** Your goal **
Write every record out again exactly as given.

** Raw records **

----

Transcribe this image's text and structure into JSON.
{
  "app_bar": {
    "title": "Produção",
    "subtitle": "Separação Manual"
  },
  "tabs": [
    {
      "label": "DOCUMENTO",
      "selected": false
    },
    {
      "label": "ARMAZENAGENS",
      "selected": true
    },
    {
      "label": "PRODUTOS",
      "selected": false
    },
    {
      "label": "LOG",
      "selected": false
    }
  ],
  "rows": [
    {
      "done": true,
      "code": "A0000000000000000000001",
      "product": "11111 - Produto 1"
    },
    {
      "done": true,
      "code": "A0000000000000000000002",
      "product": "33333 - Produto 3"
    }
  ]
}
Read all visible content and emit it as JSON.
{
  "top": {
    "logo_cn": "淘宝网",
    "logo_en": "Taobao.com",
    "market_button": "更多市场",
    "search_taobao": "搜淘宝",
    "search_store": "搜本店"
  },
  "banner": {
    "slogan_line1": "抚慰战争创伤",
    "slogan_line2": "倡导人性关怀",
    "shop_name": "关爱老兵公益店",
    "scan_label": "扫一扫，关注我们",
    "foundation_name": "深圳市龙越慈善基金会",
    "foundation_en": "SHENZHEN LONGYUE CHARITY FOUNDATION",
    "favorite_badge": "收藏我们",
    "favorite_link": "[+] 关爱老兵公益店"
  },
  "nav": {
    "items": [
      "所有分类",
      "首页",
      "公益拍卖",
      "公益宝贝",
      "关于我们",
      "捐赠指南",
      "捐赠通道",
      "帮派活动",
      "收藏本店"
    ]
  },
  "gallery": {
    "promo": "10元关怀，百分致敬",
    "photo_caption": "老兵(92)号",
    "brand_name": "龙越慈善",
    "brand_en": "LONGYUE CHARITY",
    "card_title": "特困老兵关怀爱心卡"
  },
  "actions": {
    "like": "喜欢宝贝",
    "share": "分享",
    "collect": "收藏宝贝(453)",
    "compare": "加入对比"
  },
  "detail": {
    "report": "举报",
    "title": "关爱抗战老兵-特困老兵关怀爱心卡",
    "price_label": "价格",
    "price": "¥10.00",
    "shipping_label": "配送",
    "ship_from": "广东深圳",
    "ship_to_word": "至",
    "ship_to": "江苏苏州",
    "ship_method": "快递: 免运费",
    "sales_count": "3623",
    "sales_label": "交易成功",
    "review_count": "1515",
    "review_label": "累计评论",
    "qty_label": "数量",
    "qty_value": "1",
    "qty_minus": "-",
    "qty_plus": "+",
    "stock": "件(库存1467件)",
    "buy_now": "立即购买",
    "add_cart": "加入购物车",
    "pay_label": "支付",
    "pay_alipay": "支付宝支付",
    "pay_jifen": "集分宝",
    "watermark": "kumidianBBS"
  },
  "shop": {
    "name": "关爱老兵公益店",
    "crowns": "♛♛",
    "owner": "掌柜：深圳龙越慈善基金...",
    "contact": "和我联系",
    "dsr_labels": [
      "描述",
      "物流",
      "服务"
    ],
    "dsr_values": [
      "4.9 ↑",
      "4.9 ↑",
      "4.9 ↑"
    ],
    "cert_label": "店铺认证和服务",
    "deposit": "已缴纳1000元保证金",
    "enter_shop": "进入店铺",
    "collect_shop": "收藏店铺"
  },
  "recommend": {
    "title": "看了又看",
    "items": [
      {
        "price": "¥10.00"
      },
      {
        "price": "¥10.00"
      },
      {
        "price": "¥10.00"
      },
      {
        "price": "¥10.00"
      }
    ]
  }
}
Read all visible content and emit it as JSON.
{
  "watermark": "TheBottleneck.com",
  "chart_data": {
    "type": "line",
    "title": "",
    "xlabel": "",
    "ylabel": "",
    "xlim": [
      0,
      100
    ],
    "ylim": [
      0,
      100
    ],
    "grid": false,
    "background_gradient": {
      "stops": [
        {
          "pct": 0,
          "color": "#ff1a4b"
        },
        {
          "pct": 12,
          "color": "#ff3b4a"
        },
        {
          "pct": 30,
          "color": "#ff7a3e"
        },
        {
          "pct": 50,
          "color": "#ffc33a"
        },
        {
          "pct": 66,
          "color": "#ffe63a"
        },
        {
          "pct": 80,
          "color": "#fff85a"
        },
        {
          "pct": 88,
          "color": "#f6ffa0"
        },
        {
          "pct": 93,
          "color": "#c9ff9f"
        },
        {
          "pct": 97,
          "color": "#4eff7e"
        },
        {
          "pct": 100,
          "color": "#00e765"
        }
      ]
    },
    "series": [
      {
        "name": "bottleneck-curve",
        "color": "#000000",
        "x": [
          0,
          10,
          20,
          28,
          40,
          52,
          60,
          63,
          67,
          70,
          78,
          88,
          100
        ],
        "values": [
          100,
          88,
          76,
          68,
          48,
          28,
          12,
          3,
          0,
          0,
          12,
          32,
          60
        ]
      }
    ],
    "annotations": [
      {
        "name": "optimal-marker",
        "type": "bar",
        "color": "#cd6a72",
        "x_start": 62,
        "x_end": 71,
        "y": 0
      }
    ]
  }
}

----

** Solved exercise **
Transcribe this image's text and structure into JSON.
{
  "app_bar": {
    "title": "Produção",
    "subtitle": "Separação Manual"
  },
  "tabs": [
    {
      "label": "DOCUMENTO",
      "selected": false
    },
    {
      "label": "ARMAZENAGENS",
      "selected": true
    },
    {
      "label": "PRODUTOS",
      "selected": false
    },
    {
      "label": "LOG",
      "selected": false
    }
  ],
  "rows": [
    {
      "done": true,
      "code": "A0000000000000000000001",
      "product": "11111 - Produto 1"
    },
    {
      "done": true,
      "code": "A0000000000000000000002",
      "product": "33333 - Produto 3"
    }
  ]
}
Read all visible content and emit it as JSON.
{
  "top": {
    "logo_cn": "淘宝网",
    "logo_en": "Taobao.com",
    "market_button": "更多市场",
    "search_taobao": "搜淘宝",
    "search_store": "搜本店"
  },
  "banner": {
    "slogan_line1": "抚慰战争创伤",
    "slogan_line2": "倡导人性关怀",
    "shop_name": "关爱老兵公益店",
    "scan_label": "扫一扫，关注我们",
    "foundation_name": "深圳市龙越慈善基金会",
    "foundation_en": "SHENZHEN LONGYUE CHARITY FOUNDATION",
    "favorite_badge": "收藏我们",
    "favorite_link": "[+] 关爱老兵公益店"
  },
  "nav": {
    "items": [
      "所有分类",
      "首页",
      "公益拍卖",
      "公益宝贝",
      "关于我们",
      "捐赠指南",
      "捐赠通道",
      "帮派活动",
      "收藏本店"
    ]
  },
  "gallery": {
    "promo": "10元关怀，百分致敬",
    "photo_caption": "老兵(92)号",
    "brand_name": "龙越慈善",
    "brand_en": "LONGYUE CHARITY",
    "card_title": "特困老兵关怀爱心卡"
  },
  "actions": {
    "like": "喜欢宝贝",
    "share": "分享",
    "collect": "收藏宝贝(453)",
    "compare": "加入对比"
  },
  "detail": {
    "report": "举报",
    "title": "关爱抗战老兵-特困老兵关怀爱心卡",
    "price_label": "价格",
    "price": "¥10.00",
    "shipping_label": "配送",
    "ship_from": "广东深圳",
    "ship_to_word": "至",
    "ship_to": "江苏苏州",
    "ship_method": "快递: 免运费",
    "sales_count": "3623",
    "sales_label": "交易成功",
    "review_count": "1515",
    "review_label": "累计评论",
    "qty_label": "数量",
    "qty_value": "1",
    "qty_minus": "-",
    "qty_plus": "+",
    "stock": "件(库存1467件)",
    "buy_now": "立即购买",
    "add_cart": "加入购物车",
    "pay_label": "支付",
    "pay_alipay": "支付宝支付",
    "pay_jifen": "集分宝",
    "watermark": "kumidianBBS"
  },
  "shop": {
    "name": "关爱老兵公益店",
    "crowns": "♛♛",
    "owner": "掌柜：深圳龙越慈善基金...",
    "contact": "和我联系",
    "dsr_labels": [
      "描述",
      "物流",
      "服务"
    ],
    "dsr_values": [
      "4.9 ↑",
      "4.9 ↑",
      "4.9 ↑"
    ],
    "cert_label": "店铺认证和服务",
    "deposit": "已缴纳1000元保证金",
    "enter_shop": "进入店铺",
    "collect_shop": "收藏店铺"
  },
  "recommend": {
    "title": "看了又看",
    "items": [
      {
        "price": "¥10.00"
      },
      {
        "price": "¥10.00"
      },
      {
        "price": "¥10.00"
      },
      {
        "price": "¥10.00"
      }
    ]
  }
}
Read all visible content and emit it as JSON.
{
  "watermark": "TheBottleneck.com",
  "chart_data": {
    "type": "line",
    "title": "",
    "xlabel": "",
    "ylabel": "",
    "xlim": [
      0,
      100
    ],
    "ylim": [
      0,
      100
    ],
    "grid": false,
    "background_gradient": {
      "stops": [
        {
          "pct": 0,
          "color": "#ff1a4b"
        },
        {
          "pct": 12,
          "color": "#ff3b4a"
        },
        {
          "pct": 30,
          "color": "#ff7a3e"
        },
        {
          "pct": 50,
          "color": "#ffc33a"
        },
        {
          "pct": 66,
          "color": "#ffe63a"
        },
        {
          "pct": 80,
          "color": "#fff85a"
        },
        {
          "pct": 88,
          "color": "#f6ffa0"
        },
        {
          "pct": 93,
          "color": "#c9ff9f"
        },
        {
          "pct": 97,
          "color": "#4eff7e"
        },
        {
          "pct": 100,
          "color": "#00e765"
        }
      ]
    },
    "series": [
      {
        "name": "bottleneck-curve",
        "color": "#000000",
        "x": [
          0,
          10,
          20,
          28,
          40,
          52,
          60,
          63,
          67,
          70,
          78,
          88,
          100
        ],
        "values": [
          100,
          88,
          76,
          68,
          48,
          28,
          12,
          3,
          0,
          0,
          12,
          32,
          60
        ]
      }
    ],
    "annotations": [
      {
        "name": "optimal-marker",
        "type": "bar",
        "color": "#cd6a72",
        "x_start": 62,
        "x_end": 71,
        "y": 0
      }
    ]
  }
}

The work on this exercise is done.